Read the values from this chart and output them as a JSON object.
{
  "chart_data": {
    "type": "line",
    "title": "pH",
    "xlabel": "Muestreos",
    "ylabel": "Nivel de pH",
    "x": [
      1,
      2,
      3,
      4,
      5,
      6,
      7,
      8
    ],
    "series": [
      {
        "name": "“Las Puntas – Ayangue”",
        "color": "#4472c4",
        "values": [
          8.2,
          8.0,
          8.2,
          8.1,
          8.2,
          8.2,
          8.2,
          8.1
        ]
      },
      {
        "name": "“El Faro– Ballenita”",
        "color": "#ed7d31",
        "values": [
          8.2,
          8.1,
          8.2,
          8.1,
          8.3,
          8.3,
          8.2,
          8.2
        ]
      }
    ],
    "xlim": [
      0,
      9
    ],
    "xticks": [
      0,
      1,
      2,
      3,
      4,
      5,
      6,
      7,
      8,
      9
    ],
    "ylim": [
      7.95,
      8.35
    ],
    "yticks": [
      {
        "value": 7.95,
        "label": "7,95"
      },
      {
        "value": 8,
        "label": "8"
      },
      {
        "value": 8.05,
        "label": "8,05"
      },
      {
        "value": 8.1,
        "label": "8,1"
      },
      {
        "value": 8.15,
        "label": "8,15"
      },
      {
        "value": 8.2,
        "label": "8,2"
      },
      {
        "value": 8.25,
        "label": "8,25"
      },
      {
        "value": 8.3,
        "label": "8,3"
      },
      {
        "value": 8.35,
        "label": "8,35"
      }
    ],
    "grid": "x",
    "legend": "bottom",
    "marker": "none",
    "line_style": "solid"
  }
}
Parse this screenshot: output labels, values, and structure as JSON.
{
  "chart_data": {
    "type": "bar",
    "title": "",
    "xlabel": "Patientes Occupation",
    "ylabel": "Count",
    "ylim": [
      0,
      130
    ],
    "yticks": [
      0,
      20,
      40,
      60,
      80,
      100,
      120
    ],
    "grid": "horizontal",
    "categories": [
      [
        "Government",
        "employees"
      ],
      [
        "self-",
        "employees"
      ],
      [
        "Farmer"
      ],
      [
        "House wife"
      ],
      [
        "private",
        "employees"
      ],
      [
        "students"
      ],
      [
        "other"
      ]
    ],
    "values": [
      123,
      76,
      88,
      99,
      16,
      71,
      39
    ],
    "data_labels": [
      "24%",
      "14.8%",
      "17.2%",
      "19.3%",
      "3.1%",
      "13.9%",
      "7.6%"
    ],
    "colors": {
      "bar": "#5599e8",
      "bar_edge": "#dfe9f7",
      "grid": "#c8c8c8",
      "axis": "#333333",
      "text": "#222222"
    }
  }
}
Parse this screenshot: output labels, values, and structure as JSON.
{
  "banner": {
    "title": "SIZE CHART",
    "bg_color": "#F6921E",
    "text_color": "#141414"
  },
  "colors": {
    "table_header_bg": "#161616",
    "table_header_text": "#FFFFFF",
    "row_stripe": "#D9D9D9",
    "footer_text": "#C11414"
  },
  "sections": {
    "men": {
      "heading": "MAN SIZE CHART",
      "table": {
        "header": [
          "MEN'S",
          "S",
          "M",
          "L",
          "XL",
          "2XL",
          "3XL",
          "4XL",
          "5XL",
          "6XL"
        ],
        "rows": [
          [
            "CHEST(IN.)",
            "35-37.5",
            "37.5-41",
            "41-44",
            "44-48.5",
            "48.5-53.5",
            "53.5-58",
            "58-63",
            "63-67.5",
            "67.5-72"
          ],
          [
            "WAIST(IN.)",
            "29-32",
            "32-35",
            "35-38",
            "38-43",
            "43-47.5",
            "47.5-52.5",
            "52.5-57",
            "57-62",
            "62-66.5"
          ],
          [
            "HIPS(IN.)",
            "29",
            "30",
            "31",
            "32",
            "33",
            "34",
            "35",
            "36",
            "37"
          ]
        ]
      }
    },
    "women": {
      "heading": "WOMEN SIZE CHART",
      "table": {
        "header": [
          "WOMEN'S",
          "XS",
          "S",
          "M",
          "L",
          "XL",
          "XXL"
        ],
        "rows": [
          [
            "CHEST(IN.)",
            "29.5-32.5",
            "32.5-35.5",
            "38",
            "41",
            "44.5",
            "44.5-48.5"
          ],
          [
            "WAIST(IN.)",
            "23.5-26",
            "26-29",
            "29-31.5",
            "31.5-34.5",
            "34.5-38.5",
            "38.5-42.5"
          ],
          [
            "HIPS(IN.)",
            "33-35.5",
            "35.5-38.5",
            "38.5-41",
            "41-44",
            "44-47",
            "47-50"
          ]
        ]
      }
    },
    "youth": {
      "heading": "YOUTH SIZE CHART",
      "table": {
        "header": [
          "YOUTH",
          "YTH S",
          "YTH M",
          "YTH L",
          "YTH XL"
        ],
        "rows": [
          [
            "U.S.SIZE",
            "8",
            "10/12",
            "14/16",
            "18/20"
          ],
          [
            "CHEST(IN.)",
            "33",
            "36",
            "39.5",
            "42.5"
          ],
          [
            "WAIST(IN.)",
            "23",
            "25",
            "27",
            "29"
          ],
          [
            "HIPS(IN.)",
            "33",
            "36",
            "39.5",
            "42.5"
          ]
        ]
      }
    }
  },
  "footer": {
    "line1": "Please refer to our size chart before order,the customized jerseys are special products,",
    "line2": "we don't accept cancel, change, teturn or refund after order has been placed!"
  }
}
--
* _DIRECTIVE_:
Your task is to print all of the records exactly.

* _COMPLETE OUTPUT_:
Read the values from this chart and output them as a JSON object.
{
  "chart_data": {
    "type": "line",
    "title": "pH",
    "xlabel": "Muestreos",
    "ylabel": "Nivel de pH",
    "x": [
      1,
      2,
      3,
      4,
      5,
      6,
      7,
      8
    ],
    "series": [
      {
        "name": "“Las Puntas – Ayangue”",
        "color": "#4472c4",
        "values": [
          8.2,
          8.0,
          8.2,
          8.1,
          8.2,
          8.2,
          8.2,
          8.1
        ]
      },
      {
        "name": "“El Faro– Ballenita”",
        "color": "#ed7d31",
        "values": [
          8.2,
          8.1,
          8.2,
          8.1,
          8.3,
          8.3,
          8.2,
          8.2
        ]
      }
    ],
    "xlim": [
      0,
      9
    ],
    "xticks": [
      0,
      1,
      2,
      3,
      4,
      5,
      6,
      7,
      8,
      9
    ],
    "ylim": [
      7.95,
      8.35
    ],
    "yticks": [
      {
        "value": 7.95,
        "label": "7,95"
      },
      {
        "value": 8,
        "label": "8"
      },
      {
        "value": 8.05,
        "label": "8,05"
      },
      {
        "value": 8.1,
        "label": "8,1"
      },
      {
        "value": 8.15,
        "label": "8,15"
      },
      {
        "value": 8.2,
        "label": "8,2"
      },
      {
        "value": 8.25,
        "label": "8,25"
      },
      {
        "value": 8.3,
        "label": "8,3"
      },
      {
        "value": 8.35,
        "label": "8,35"
      }
    ],
    "grid": "x",
    "legend": "bottom",
    "marker": "none",
    "line_style": "solid"
  }
}
Parse this screenshot: output labels, values, and structure as JSON.
{
  "chart_data": {
    "type": "bar",
    "title": "",
    "xlabel": "Patientes Occupation",
    "ylabel": "Count",
    "ylim": [
      0,
      130
    ],
    "yticks": [
      0,
      20,
      40,
      60,
      80,
      100,
      120
    ],
    "grid": "horizontal",
    "categories": [
      [
        "Government",
        "employees"
      ],
      [
        "self-",
        "employees"
      ],
      [
        "Farmer"
      ],
      [
        "House wife"
      ],
      [
        "private",
        "employees"
      ],
      [
        "students"
      ],
      [
        "other"
      ]
    ],
    "values": [
      123,
      76,
      88,
      99,
      16,
      71,
      39
    ],
    "data_labels": [
      "24%",
      "14.8%",
      "17.2%",
      "19.3%",
      "3.1%",
      "13.9%",
      "7.6%"
    ],
    "colors": {
      "bar": "#5599e8",
      "bar_edge": "#dfe9f7",
      "grid": "#c8c8c8",
      "axis": "#333333",
      "text": "#222222"
    }
  }
}
Parse this screenshot: output labels, values, and structure as JSON.
{
  "banner": {
    "title": "SIZE CHART",
    "bg_color": "#F6921E",
    "text_color": "#141414"
  },
  "colors": {
    "table_header_bg": "#161616",
    "table_header_text": "#FFFFFF",
    "row_stripe": "#D9D9D9",
    "footer_text": "#C11414"
  },
  "sections": {
    "men": {
      "heading": "MAN SIZE CHART",
      "table": {
        "header": [
          "MEN'S",
          "S",
          "M",
          "L",
          "XL",
          "2XL",
          "3XL",
          "4XL",
          "5XL",
          "6XL"
        ],
        "rows": [
          [
            "CHEST(IN.)",
            "35-37.5",
            "37.5-41",
            "41-44",
            "44-48.5",
            "48.5-53.5",
            "53.5-58",
            "58-63",
            "63-67.5",
            "67.5-72"
          ],
          [
            "WAIST(IN.)",
            "29-32",
            "32-35",
            "35-38",
            "38-43",
            "43-47.5",
            "47.5-52.5",
            "52.5-57",
            "57-62",
            "62-66.5"
          ],
          [
            "HIPS(IN.)",
            "29",
            "30",
            "31",
            "32",
            "33",
            "34",
            "35",
            "36",
            "37"
          ]
        ]
      }
    },
    "women": {
      "heading": "WOMEN SIZE CHART",
      "table": {
        "header": [
          "WOMEN'S",
          "XS",
          "S",
          "M",
          "L",
          "XL",
          "XXL"
        ],
        "rows": [
          [
            "CHEST(IN.)",
            "29.5-32.5",
            "32.5-35.5",
            "38",
            "41",
            "44.5",
            "44.5-48.5"
          ],
          [
            "WAIST(IN.)",
            "23.5-26",
            "26-29",
            "29-31.5",
            "31.5-34.5",
            "34.5-38.5",
            "38.5-42.5"
          ],
          [
            "HIPS(IN.)",
            "33-35.5",
            "35.5-38.5",
            "38.5-41",
            "41-44",
            "44-47",
            "47-50"
          ]
        ]
      }
    },
    "youth": {
      "heading": "YOUTH SIZE CHART",
      "table": {
        "header": [
          "YOUTH",
          "YTH S",
          "YTH M",
          "YTH L",
          "YTH XL"
        ],
        "rows": [
          [
            "U.S.SIZE",
            "8",
            "10/12",
            "14/16",
            "18/20"
          ],
          [
            "CHEST(IN.)",
            "33",
            "36",
            "39.5",
            "42.5"
          ],
          [
            "WAIST(IN.)",
            "23",
            "25",
            "27",
            "29"
          ],
          [
            "HIPS(IN.)",
            "33",
            "36",
            "39.5",
            "42.5"
          ]
        ]
      }
    }
  },
  "footer": {
    "line1": "Please refer to our size chart before order,the customized jerseys are special products,",
    "line2": "we don't accept cancel, change, teturn or refund after order has been placed!"
  }
}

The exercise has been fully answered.